-- start of RECORDS SUPPLIED --

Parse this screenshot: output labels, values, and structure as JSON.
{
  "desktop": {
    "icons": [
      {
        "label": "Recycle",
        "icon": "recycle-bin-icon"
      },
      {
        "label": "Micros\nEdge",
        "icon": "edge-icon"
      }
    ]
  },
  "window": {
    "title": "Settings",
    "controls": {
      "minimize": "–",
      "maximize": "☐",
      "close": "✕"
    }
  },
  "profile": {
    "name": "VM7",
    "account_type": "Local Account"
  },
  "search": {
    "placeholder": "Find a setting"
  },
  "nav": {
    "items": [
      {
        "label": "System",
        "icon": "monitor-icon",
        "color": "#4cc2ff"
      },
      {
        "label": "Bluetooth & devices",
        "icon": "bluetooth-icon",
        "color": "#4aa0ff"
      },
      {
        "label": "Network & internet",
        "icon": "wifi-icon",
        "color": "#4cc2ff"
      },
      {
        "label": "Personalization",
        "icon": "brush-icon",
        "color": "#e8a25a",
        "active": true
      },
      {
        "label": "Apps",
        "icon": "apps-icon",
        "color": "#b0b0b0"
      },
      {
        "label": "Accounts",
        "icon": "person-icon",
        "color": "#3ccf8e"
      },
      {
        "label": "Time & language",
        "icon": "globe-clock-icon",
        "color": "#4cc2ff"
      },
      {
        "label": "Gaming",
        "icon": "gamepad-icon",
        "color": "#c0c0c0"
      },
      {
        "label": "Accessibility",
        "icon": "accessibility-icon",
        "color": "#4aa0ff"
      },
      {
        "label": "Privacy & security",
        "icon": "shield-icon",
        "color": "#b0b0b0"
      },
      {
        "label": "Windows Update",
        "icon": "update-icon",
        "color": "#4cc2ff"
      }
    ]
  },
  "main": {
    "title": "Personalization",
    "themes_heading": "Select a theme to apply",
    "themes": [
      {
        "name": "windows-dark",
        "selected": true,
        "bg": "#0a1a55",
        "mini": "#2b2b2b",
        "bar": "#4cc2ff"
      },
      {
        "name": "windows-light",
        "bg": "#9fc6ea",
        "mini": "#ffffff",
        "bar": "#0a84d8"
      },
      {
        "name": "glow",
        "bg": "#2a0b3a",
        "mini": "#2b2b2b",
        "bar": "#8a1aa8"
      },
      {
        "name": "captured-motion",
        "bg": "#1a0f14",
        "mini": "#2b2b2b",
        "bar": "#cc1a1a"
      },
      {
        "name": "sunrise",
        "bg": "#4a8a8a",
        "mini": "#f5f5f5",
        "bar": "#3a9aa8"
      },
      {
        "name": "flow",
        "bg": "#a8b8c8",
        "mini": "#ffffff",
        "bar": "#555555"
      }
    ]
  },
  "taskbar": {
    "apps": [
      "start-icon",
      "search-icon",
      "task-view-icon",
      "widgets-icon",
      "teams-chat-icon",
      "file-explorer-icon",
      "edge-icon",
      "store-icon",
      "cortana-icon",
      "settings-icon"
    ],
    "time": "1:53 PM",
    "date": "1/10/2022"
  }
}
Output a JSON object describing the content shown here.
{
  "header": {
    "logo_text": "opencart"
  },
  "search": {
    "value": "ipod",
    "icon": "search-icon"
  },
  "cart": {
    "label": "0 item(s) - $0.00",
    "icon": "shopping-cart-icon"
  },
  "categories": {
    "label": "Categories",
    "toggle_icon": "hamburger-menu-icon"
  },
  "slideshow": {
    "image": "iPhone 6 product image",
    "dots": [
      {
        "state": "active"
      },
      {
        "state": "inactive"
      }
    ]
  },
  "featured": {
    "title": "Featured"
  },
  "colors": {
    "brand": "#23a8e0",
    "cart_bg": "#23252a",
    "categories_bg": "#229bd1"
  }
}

-- end of RECORDS SUPPLIED --

Without changing a word, restate the whole listing.

Parse this screenshot: output labels, values, and structure as JSON.
{
  "desktop": {
    "icons": [
      {
        "label": "Recycle",
        "icon": "recycle-bin-icon"
      },
      {
        "label": "Micros\nEdge",
        "icon": "edge-icon"
      }
    ]
  },
  "window": {
    "title": "Settings",
    "controls": {
      "minimize": "–",
      "maximize": "☐",
      "close": "✕"
    }
  },
  "profile": {
    "name": "VM7",
    "account_type": "Local Account"
  },
  "search": {
    "placeholder": "Find a setting"
  },
  "nav": {
    "items": [
      {
        "label": "System",
        "icon": "monitor-icon",
        "color": "#4cc2ff"
      },
      {
        "label": "Bluetooth & devices",
        "icon": "bluetooth-icon",
        "color": "#4aa0ff"
      },
      {
        "label": "Network & internet",
        "icon": "wifi-icon",
        "color": "#4cc2ff"
      },
      {
        "label": "Personalization",
        "icon": "brush-icon",
        "color": "#e8a25a",
        "active": true
      },
      {
        "label": "Apps",
        "icon": "apps-icon",
        "color": "#b0b0b0"
      },
      {
        "label": "Accounts",
        "icon": "person-icon",
        "color": "#3ccf8e"
      },
      {
        "label": "Time & language",
        "icon": "globe-clock-icon",
        "color": "#4cc2ff"
      },
      {
        "label": "Gaming",
        "icon": "gamepad-icon",
        "color": "#c0c0c0"
      },
      {
        "label": "Accessibility",
        "icon": "accessibility-icon",
        "color": "#4aa0ff"
      },
      {
        "label": "Privacy & security",
        "icon": "shield-icon",
        "color": "#b0b0b0"
      },
      {
        "label": "Windows Update",
        "icon": "update-icon",
        "color": "#4cc2ff"
      }
    ]
  },
  "main": {
    "title": "Personalization",
    "themes_heading": "Select a theme to apply",
    "themes": [
      {
        "name": "windows-dark",
        "selected": true,
        "bg": "#0a1a55",
        "mini": "#2b2b2b",
        "bar": "#4cc2ff"
      },
      {
        "name": "windows-light",
        "bg": "#9fc6ea",
        "mini": "#ffffff",
        "bar": "#0a84d8"
      },
      {
        "name": "glow",
        "bg": "#2a0b3a",
        "mini": "#2b2b2b",
        "bar": "#8a1aa8"
      },
      {
        "name": "captured-motion",
        "bg": "#1a0f14",
        "mini": "#2b2b2b",
        "bar": "#cc1a1a"
      },
      {
        "name": "sunrise",
        "bg": "#4a8a8a",
        "mini": "#f5f5f5",
        "bar": "#3a9aa8"
      },
      {
        "name": "flow",
        "bg": "#a8b8c8",
        "mini": "#ffffff",
        "bar": "#555555"
      }
    ]
  },
  "taskbar": {
    "apps": [
      "start-icon",
      "search-icon",
      "task-view-icon",
      "widgets-icon",
      "teams-chat-icon",
      "file-explorer-icon",
      "edge-icon",
      "store-icon",
      "cortana-icon",
      "settings-icon"
    ],
    "time": "1:53 PM",
    "date": "1/10/2022"
  }
}
Output a JSON object describing the content shown here.
{
  "header": {
    "logo_text": "opencart"
  },
  "search": {
    "value": "ipod",
    "icon": "search-icon"
  },
  "cart": {
    "label": "0 item(s) - $0.00",
    "icon": "shopping-cart-icon"
  },
  "categories": {
    "label": "Categories",
    "toggle_icon": "hamburger-menu-icon"
  },
  "slideshow": {
    "image": "iPhone 6 product image",
    "dots": [
      {
        "state": "active"
      },
      {
        "state": "inactive"
      }
    ]
  },
  "featured": {
    "title": "Featured"
  },
  "colors": {
    "brand": "#23a8e0",
    "cart_bg": "#23252a",
    "categories_bg": "#229bd1"
  }
}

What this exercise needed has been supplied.